**What needs to be done**
Repeat each record below exactly, dropping the pictures.

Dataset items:

--------------------

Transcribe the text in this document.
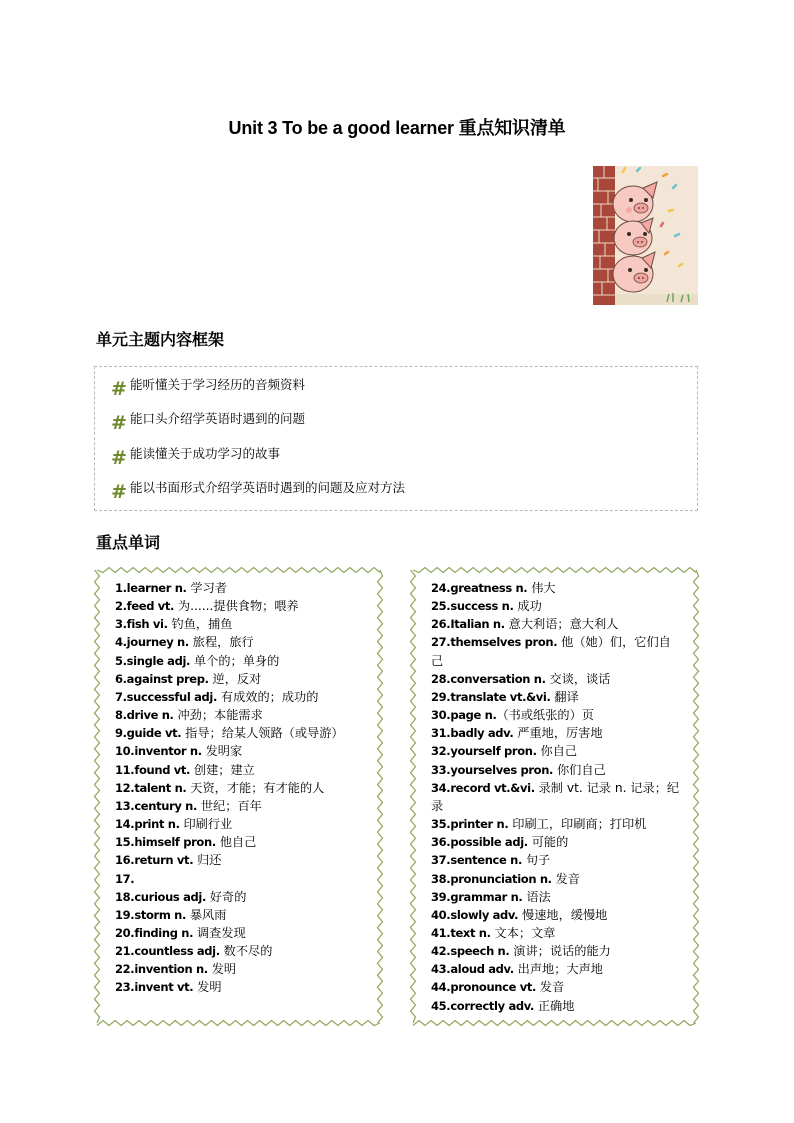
Unit 3 To be a good learner 重点知识清单
单元主题内容框架
# 能听懂关于学习经历的音频资料
# 能口头介绍学英语时遇到的问题
# 能读懂关于成功学习的故事
# 能以书面形式介绍学英语时遇到的问题及应对方法
重点单词
1.learner n. 学习者
2.feed vt. 为......提供食物；喂养
3.fish vi. 钓鱼，捕鱼
4.journey n. 旅程，旅行
5.single adj. 单个的；单身的
6.against prep. 逆，反对
7.successful adj. 有成效的；成功的
8.drive n. 冲劲；本能需求
9.guide vt. 指导；给某人领路（或导游）
10.inventor n. 发明家
11.found vt. 创建；建立
12.talent n. 天资，才能；有才能的人
13.century n. 世纪；百年
14.print n. 印刷行业
15.himself pron. 他自己
16.return vt. 归还
17.
18.curious adj. 好奇的
19.storm n. 暴风雨
20.finding n. 调查发现
21.countless adj. 数不尽的
22.invention n. 发明
23.invent vt. 发明
24.greatness n. 伟大
25.success n. 成功
26.Italian n. 意大利语；意大利人
27.themselves pron. 他（她）们，它们自己
28.conversation n. 交谈，谈话
29.translate vt.&vi. 翻译
30.page n.（书或纸张的）页
31.badly adv. 严重地，厉害地
32.yourself pron. 你自己
33.yourselves pron. 你们自己
34.record vt.&vi. 录制 vt. 记录 n. 记录；纪录
35.printer n. 印刷工，印刷商；打印机
36.possible adj. 可能的
37.sentence n. 句子
38.pronunciation n. 发音
39.grammar n. 语法
40.slowly adv. 慢速地，缓慢地
41.text n. 文本；文章
42.speech n. 演讲；说话的能力
43.aloud adv. 出声地；大声地
44.pronounce vt. 发音
45.correctly adv. 正确地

--------------------

**Result of this task**
Transcribe the text in this document.
Unit 3 To be a good learner 重点知识清单
单元主题内容框架
# 能听懂关于学习经历的音频资料
# 能口头介绍学英语时遇到的问题
# 能读懂关于成功学习的故事
# 能以书面形式介绍学英语时遇到的问题及应对方法
重点单词
1.learner n. 学习者
2.feed vt. 为......提供食物；喂养
3.fish vi. 钓鱼，捕鱼
4.journey n. 旅程，旅行
5.single adj. 单个的；单身的
6.against prep. 逆，反对
7.successful adj. 有成效的；成功的
8.drive n. 冲劲；本能需求
9.guide vt. 指导；给某人领路（或导游）
10.inventor n. 发明家
11.found vt. 创建；建立
12.talent n. 天资，才能；有才能的人
13.century n. 世纪；百年
14.print n. 印刷行业
15.himself pron. 他自己
16.return vt. 归还
17.
18.curious adj. 好奇的
19.storm n. 暴风雨
20.finding n. 调查发现
21.countless adj. 数不尽的
22.invention n. 发明
23.invent vt. 发明
24.greatness n. 伟大
25.success n. 成功
26.Italian n. 意大利语；意大利人
27.themselves pron. 他（她）们，它们自己
28.conversation n. 交谈，谈话
29.translate vt.&vi. 翻译
30.page n.（书或纸张的）页
31.badly adv. 严重地，厉害地
32.yourself pron. 你自己
33.yourselves pron. 你们自己
34.record vt.&vi. 录制 vt. 记录 n. 记录；纪录
35.printer n. 印刷工，印刷商；打印机
36.possible adj. 可能的
37.sentence n. 句子
38.pronunciation n. 发音
39.grammar n. 语法
40.slowly adv. 慢速地，缓慢地
41.text n. 文本；文章
42.speech n. 演讲；说话的能力
43.aloud adv. 出声地；大声地
44.pronounce vt. 发音
45.correctly adv. 正确地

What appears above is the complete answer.